> [Given task]
Extract all lines containing "this".

____________________

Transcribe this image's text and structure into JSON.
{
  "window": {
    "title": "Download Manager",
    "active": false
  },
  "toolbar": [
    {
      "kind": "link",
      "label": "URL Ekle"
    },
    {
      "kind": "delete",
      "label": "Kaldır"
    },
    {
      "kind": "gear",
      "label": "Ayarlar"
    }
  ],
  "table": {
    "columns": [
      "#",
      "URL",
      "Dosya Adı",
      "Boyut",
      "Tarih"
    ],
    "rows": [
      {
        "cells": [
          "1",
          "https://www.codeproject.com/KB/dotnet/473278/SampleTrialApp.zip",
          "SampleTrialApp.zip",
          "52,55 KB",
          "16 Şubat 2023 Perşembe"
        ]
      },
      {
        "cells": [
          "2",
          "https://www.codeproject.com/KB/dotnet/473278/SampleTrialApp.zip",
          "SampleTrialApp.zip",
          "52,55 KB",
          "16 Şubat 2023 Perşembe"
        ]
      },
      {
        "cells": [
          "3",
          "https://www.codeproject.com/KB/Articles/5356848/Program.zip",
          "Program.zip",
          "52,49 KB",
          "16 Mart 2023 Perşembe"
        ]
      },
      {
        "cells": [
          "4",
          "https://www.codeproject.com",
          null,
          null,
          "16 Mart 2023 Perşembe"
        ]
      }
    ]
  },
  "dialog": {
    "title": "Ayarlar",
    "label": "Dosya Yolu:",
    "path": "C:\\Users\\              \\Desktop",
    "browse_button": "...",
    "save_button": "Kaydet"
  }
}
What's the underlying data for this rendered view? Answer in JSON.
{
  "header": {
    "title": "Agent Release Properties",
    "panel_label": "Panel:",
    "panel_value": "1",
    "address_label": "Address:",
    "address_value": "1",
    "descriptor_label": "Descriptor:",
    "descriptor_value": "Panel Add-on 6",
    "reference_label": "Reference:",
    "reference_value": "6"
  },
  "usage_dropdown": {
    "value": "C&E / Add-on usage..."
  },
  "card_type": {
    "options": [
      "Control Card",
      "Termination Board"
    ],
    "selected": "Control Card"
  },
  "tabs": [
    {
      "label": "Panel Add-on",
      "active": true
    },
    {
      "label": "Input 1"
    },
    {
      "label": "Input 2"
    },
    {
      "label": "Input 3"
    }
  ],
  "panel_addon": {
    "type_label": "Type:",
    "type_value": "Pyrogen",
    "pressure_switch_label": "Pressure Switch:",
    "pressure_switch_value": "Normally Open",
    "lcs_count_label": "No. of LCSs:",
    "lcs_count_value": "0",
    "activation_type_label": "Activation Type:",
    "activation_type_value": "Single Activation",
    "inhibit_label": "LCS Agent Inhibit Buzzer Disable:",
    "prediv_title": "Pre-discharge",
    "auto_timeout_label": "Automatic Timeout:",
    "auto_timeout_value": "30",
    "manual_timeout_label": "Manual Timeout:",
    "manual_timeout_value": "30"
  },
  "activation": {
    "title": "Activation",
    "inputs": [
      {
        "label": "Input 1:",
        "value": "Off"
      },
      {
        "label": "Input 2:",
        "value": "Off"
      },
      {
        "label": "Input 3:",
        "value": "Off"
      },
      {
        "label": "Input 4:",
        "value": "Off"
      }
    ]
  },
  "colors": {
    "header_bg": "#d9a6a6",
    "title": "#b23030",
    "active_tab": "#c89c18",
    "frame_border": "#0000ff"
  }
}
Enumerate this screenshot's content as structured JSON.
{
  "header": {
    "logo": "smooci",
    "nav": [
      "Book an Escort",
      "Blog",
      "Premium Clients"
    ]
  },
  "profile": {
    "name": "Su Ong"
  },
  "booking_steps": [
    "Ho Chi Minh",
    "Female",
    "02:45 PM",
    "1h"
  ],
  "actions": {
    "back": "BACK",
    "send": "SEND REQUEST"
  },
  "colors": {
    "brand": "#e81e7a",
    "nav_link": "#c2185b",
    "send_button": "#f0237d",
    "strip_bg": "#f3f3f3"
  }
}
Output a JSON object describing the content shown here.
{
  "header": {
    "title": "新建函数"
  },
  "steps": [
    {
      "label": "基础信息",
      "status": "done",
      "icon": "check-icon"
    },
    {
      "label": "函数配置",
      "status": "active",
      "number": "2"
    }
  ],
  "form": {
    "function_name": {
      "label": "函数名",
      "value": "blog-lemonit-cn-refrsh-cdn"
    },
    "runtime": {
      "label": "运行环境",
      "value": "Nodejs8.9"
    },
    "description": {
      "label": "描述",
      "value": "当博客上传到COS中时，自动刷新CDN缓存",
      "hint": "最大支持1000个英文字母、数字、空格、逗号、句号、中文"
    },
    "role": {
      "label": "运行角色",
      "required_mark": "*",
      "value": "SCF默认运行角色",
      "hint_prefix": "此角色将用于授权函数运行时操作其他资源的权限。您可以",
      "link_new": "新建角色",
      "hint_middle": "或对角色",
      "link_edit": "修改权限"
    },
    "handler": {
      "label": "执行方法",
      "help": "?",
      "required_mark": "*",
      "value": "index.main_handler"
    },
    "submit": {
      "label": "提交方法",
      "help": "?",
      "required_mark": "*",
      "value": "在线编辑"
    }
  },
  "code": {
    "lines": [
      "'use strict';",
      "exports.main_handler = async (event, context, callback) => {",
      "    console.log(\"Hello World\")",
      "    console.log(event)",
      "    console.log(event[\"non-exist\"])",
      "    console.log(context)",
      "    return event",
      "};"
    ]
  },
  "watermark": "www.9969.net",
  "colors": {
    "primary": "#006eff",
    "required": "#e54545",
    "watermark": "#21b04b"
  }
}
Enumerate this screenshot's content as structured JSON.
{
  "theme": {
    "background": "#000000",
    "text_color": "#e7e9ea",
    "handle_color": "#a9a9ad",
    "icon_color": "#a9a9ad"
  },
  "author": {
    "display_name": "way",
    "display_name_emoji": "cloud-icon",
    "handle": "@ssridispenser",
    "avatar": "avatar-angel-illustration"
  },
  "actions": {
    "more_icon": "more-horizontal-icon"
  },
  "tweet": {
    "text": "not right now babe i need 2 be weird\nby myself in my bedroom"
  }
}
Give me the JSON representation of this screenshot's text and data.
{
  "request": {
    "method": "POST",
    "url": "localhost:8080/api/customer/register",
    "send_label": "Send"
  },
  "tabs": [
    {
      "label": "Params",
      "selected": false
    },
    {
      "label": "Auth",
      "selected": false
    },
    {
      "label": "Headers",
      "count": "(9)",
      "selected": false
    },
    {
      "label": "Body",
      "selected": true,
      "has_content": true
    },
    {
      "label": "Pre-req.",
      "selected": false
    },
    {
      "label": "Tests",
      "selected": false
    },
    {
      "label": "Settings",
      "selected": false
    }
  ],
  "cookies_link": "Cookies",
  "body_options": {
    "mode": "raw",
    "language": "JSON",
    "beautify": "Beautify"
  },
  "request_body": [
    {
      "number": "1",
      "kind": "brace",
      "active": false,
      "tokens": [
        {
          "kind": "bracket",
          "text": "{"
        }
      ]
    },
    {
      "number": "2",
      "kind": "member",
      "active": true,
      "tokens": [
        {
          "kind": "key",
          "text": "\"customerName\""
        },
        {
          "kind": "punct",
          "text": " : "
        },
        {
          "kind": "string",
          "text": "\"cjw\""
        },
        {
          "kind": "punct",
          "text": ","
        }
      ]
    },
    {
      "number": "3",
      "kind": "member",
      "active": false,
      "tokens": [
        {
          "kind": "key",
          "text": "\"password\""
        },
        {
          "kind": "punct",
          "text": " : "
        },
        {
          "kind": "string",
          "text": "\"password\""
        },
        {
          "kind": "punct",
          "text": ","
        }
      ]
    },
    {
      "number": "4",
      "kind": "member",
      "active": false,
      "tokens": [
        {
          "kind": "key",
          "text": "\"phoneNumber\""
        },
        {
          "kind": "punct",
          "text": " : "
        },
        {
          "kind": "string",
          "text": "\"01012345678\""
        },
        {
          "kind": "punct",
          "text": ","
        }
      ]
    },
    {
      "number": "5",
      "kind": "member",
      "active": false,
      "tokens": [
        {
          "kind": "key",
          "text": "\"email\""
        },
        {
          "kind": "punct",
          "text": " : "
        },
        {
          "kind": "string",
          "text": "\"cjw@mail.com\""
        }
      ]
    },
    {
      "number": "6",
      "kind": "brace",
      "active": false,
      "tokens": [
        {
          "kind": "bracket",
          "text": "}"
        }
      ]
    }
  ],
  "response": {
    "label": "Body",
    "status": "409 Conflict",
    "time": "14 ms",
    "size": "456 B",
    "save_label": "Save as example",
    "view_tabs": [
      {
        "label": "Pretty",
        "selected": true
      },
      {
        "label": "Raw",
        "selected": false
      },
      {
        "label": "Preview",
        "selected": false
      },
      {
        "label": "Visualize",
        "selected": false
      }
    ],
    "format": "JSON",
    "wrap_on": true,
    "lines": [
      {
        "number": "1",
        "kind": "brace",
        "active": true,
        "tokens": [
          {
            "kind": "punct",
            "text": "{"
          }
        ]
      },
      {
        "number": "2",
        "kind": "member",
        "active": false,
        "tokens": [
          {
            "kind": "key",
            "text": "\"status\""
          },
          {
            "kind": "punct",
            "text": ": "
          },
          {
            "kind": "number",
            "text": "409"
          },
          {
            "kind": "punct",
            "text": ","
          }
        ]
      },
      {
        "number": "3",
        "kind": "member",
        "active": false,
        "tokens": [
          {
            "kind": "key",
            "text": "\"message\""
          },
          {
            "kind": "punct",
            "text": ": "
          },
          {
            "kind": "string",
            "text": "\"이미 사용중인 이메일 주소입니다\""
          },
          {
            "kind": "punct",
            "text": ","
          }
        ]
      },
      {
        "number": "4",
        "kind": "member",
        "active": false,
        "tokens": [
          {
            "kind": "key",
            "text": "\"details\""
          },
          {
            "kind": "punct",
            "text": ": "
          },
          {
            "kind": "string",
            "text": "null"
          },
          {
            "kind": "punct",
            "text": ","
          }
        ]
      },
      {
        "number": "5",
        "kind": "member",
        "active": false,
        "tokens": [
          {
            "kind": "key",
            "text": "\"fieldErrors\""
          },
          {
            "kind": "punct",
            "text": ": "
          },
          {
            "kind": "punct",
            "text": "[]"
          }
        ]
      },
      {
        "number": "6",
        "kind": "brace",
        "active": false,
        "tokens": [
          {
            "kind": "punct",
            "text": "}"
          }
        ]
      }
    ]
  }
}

____________________

> [Task answer]
Transcribe this image's text and structure into JSON.
What's the underlying data for this rendered view? Answer in JSON.
Enumerate this screenshot's content as structured JSON.
Enumerate this screenshot's content as structured JSON.
Give me the JSON representation of this screenshot's text and data.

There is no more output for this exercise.